Return the number of lines holding "this", with nothing added.

|---|

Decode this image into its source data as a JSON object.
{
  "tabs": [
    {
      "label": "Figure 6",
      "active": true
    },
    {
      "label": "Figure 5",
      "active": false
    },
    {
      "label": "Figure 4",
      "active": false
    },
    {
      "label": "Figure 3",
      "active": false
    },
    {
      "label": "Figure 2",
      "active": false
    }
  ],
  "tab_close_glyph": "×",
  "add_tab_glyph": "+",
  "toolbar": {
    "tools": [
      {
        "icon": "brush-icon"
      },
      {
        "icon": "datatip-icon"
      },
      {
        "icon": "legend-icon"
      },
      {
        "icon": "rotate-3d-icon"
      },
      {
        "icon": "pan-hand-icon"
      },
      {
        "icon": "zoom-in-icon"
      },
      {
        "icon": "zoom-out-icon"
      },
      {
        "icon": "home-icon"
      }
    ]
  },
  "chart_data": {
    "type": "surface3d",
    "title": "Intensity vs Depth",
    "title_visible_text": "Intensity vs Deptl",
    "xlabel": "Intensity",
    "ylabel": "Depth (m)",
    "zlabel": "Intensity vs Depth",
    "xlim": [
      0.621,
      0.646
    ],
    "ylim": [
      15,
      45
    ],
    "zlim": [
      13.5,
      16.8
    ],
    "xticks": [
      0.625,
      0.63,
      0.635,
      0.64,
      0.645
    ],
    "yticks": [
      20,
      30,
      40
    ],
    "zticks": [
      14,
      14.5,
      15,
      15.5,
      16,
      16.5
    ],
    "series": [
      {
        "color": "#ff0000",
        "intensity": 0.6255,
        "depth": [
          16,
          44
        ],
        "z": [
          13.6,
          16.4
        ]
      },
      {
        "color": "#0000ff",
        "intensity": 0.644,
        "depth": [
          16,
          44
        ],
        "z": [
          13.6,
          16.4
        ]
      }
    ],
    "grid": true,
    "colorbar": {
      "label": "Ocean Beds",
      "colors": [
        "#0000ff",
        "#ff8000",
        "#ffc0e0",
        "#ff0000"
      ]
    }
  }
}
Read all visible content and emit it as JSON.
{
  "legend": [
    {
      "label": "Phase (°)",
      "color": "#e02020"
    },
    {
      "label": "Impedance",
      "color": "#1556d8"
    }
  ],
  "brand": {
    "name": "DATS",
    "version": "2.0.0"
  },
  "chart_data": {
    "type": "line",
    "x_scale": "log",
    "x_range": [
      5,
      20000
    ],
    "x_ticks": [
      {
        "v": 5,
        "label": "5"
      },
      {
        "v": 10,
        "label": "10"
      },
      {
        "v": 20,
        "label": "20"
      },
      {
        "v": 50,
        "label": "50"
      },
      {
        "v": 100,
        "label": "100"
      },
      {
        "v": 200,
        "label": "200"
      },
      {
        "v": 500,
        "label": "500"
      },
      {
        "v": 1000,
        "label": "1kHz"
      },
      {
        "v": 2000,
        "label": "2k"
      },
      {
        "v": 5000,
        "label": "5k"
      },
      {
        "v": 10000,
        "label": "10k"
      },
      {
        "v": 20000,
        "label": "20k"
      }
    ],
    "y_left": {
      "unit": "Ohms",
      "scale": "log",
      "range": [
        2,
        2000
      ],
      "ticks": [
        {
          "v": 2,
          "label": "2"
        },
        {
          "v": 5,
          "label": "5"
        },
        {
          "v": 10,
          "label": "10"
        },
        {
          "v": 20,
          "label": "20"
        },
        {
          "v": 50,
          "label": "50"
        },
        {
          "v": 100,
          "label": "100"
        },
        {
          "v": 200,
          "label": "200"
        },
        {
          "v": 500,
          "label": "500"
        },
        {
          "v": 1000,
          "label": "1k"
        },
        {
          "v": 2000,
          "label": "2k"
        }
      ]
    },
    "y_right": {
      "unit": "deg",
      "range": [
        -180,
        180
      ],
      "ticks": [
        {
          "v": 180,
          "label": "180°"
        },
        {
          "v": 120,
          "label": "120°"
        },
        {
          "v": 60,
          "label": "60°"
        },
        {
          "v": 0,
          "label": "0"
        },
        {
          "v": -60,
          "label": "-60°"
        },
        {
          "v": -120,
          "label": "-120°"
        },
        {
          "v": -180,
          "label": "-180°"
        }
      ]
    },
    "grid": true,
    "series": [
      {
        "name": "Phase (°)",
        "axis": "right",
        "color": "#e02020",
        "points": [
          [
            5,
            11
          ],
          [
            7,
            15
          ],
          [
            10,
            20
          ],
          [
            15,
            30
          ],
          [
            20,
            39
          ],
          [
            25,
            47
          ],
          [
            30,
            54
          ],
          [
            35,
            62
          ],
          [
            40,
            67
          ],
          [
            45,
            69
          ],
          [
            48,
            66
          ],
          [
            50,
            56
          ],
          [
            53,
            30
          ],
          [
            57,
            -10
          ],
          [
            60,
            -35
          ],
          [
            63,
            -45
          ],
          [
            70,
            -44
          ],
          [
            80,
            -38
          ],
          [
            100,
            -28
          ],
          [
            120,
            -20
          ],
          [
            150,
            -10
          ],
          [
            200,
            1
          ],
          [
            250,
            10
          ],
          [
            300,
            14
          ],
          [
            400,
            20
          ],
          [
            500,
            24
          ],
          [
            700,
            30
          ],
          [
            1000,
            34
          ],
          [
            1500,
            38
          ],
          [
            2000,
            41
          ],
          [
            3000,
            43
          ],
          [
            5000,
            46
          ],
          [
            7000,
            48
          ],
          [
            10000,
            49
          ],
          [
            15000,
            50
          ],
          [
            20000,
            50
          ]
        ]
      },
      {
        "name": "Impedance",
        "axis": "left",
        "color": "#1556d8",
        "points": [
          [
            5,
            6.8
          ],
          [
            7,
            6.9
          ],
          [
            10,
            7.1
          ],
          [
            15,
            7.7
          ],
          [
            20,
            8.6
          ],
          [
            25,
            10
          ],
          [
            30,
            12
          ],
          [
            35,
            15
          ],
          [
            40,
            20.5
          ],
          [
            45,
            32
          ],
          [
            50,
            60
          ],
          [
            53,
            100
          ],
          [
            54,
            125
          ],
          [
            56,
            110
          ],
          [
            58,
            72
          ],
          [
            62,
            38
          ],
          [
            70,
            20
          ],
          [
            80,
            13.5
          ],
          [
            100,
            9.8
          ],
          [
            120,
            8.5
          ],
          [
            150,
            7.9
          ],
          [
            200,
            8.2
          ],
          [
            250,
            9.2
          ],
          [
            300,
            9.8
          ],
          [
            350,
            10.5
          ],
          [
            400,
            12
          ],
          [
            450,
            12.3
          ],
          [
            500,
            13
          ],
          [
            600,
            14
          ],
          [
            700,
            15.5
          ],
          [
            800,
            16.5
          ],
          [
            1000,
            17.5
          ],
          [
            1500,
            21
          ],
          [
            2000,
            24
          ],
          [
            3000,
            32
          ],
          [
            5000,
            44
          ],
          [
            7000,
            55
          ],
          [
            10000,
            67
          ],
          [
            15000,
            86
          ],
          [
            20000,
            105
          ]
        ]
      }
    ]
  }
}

|---|

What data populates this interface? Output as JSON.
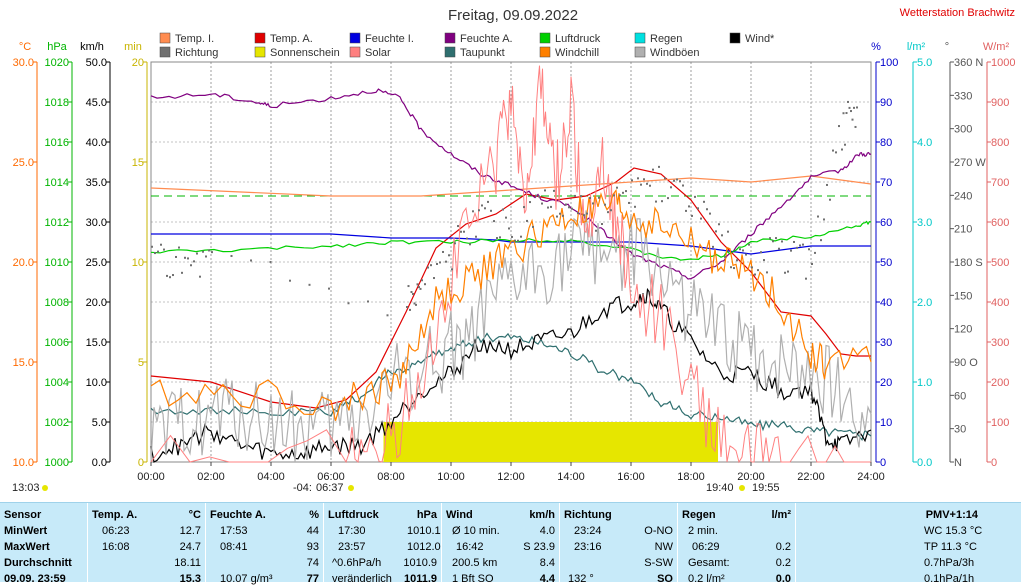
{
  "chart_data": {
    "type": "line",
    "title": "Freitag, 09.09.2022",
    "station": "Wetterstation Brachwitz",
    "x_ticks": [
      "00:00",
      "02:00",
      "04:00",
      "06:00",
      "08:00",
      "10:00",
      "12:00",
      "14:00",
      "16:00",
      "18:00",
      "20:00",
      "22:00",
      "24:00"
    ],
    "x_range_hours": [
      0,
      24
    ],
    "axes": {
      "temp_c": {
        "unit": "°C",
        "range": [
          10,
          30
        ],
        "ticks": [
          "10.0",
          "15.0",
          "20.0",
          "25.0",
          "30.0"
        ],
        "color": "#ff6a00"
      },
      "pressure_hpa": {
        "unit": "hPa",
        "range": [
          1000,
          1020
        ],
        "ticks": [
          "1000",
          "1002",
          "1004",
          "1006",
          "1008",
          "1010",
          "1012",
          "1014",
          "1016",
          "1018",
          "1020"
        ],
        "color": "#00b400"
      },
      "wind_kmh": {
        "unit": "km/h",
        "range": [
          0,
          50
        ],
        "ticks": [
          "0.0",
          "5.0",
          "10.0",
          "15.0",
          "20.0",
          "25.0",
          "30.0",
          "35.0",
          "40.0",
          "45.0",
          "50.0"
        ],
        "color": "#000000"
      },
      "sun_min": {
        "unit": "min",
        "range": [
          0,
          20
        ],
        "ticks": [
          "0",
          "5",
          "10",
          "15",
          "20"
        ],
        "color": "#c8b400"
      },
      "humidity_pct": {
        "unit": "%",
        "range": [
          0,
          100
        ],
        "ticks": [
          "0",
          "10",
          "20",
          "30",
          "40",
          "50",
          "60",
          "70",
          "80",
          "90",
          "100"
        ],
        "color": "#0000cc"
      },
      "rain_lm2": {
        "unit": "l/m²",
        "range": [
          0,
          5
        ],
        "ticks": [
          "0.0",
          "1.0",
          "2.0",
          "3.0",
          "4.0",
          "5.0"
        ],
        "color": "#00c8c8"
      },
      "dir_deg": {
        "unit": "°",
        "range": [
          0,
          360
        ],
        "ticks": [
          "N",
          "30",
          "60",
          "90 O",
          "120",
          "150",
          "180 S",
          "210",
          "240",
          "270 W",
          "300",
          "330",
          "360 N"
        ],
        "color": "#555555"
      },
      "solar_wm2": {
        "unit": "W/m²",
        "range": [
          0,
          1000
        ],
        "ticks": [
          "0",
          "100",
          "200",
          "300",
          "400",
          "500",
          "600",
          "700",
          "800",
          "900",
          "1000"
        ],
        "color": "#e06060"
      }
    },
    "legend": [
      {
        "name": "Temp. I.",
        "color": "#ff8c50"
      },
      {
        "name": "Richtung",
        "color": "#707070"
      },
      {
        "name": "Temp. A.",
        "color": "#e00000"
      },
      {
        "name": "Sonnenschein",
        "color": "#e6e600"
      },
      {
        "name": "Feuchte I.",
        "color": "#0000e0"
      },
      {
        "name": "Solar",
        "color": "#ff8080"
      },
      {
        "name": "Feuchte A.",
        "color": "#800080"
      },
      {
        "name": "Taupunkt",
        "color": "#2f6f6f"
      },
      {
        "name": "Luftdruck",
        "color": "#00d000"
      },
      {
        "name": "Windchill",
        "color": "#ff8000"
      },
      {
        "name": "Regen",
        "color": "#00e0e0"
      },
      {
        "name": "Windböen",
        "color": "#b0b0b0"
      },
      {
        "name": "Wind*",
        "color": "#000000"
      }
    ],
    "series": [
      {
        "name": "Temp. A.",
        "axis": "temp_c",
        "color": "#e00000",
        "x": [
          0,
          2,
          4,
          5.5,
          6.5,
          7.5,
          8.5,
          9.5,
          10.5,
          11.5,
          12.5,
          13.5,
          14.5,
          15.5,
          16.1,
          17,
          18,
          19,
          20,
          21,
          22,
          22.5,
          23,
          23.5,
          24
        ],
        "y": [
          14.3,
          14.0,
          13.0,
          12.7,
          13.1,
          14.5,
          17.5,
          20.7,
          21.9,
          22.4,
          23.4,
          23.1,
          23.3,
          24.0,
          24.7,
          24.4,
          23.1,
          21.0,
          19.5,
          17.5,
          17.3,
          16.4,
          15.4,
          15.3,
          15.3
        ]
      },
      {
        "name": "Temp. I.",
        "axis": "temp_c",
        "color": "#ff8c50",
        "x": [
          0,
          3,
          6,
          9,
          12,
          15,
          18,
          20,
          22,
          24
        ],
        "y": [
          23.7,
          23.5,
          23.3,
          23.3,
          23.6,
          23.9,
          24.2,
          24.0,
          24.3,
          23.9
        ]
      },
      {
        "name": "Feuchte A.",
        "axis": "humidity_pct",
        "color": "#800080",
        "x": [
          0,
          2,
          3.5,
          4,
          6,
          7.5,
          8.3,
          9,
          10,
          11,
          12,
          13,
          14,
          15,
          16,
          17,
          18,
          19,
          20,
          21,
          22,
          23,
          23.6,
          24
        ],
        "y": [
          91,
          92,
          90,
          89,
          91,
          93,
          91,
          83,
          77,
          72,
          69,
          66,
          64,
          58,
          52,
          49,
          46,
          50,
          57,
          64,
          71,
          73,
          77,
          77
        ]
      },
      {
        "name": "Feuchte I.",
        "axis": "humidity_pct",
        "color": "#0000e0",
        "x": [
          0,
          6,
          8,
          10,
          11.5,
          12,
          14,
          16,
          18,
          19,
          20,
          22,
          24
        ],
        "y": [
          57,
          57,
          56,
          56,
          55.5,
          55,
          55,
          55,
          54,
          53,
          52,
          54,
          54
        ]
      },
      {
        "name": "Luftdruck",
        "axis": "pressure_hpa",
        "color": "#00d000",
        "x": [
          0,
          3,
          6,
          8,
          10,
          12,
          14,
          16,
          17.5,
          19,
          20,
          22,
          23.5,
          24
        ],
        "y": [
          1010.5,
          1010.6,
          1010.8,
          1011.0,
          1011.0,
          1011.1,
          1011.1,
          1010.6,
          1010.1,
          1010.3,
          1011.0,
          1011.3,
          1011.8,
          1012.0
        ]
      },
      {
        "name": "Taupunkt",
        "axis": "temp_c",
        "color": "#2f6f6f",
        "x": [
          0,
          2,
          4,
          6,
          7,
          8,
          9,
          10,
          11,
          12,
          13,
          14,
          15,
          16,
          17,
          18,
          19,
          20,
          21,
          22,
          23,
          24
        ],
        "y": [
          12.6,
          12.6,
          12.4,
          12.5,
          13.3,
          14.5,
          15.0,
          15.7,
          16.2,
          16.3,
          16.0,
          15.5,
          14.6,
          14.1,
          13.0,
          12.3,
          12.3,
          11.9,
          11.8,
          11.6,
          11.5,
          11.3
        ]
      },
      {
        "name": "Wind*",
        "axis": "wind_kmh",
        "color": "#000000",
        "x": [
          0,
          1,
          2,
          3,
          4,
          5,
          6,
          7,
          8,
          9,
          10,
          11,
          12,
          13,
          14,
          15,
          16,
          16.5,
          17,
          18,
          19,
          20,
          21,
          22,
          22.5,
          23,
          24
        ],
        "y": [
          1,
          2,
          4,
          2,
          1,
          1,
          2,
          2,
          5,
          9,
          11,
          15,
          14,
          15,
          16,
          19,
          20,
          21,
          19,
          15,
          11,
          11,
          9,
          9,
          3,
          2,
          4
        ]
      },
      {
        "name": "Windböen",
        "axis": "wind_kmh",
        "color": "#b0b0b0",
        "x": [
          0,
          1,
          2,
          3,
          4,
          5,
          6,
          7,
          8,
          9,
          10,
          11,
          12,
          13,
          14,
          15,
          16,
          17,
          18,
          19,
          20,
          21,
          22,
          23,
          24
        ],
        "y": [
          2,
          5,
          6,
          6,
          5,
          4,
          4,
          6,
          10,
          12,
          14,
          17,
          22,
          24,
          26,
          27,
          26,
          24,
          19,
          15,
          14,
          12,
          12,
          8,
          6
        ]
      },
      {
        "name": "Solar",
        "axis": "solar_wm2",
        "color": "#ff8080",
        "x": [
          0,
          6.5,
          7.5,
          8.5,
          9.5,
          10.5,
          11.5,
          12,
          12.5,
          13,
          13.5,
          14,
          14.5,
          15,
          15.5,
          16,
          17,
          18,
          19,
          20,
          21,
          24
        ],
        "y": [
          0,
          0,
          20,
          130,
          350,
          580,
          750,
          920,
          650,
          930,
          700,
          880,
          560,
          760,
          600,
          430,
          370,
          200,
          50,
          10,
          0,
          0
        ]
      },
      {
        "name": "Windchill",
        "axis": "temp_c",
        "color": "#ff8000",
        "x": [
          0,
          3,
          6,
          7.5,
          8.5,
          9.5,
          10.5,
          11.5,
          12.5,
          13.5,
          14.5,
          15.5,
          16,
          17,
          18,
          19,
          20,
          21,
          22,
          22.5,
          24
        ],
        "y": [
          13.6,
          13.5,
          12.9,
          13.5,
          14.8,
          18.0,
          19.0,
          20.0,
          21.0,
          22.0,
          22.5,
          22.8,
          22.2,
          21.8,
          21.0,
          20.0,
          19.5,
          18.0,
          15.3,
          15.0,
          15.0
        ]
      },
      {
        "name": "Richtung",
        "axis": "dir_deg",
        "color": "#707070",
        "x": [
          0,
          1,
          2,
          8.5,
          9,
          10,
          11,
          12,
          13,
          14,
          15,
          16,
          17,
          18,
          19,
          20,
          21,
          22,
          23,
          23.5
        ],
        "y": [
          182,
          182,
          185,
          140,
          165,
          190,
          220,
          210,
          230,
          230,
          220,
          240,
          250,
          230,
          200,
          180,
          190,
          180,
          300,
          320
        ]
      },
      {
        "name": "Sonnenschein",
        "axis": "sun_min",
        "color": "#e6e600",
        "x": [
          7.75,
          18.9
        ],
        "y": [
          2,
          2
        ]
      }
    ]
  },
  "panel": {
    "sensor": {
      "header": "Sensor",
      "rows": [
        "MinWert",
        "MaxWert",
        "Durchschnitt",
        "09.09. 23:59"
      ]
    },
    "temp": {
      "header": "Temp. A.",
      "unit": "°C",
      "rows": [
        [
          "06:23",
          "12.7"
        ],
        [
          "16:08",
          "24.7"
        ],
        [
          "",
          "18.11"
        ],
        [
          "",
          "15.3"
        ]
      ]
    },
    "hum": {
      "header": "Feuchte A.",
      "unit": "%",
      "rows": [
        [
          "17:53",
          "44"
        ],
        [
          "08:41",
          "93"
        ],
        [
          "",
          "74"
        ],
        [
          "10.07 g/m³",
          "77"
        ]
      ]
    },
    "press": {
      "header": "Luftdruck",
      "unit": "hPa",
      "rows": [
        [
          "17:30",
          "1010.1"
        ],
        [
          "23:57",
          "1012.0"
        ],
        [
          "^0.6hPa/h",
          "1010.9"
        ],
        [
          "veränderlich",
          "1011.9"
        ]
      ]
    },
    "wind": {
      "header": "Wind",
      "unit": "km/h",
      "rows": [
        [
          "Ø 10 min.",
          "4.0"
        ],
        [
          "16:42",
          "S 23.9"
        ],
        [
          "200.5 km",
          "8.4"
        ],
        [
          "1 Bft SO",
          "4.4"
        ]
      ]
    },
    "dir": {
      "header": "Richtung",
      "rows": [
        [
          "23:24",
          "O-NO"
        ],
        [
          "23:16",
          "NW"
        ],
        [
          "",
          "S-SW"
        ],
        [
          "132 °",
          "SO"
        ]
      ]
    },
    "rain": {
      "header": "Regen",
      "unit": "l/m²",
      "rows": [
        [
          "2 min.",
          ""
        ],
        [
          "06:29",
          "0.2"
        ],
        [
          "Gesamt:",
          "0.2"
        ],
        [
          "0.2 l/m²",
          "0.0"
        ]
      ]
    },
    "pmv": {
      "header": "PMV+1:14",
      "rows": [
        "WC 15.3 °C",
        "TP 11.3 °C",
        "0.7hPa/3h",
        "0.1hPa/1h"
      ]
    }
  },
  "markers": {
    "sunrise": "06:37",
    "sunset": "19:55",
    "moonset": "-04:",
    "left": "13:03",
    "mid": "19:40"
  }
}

|---|

== EXERCISE SOLUTION ==
2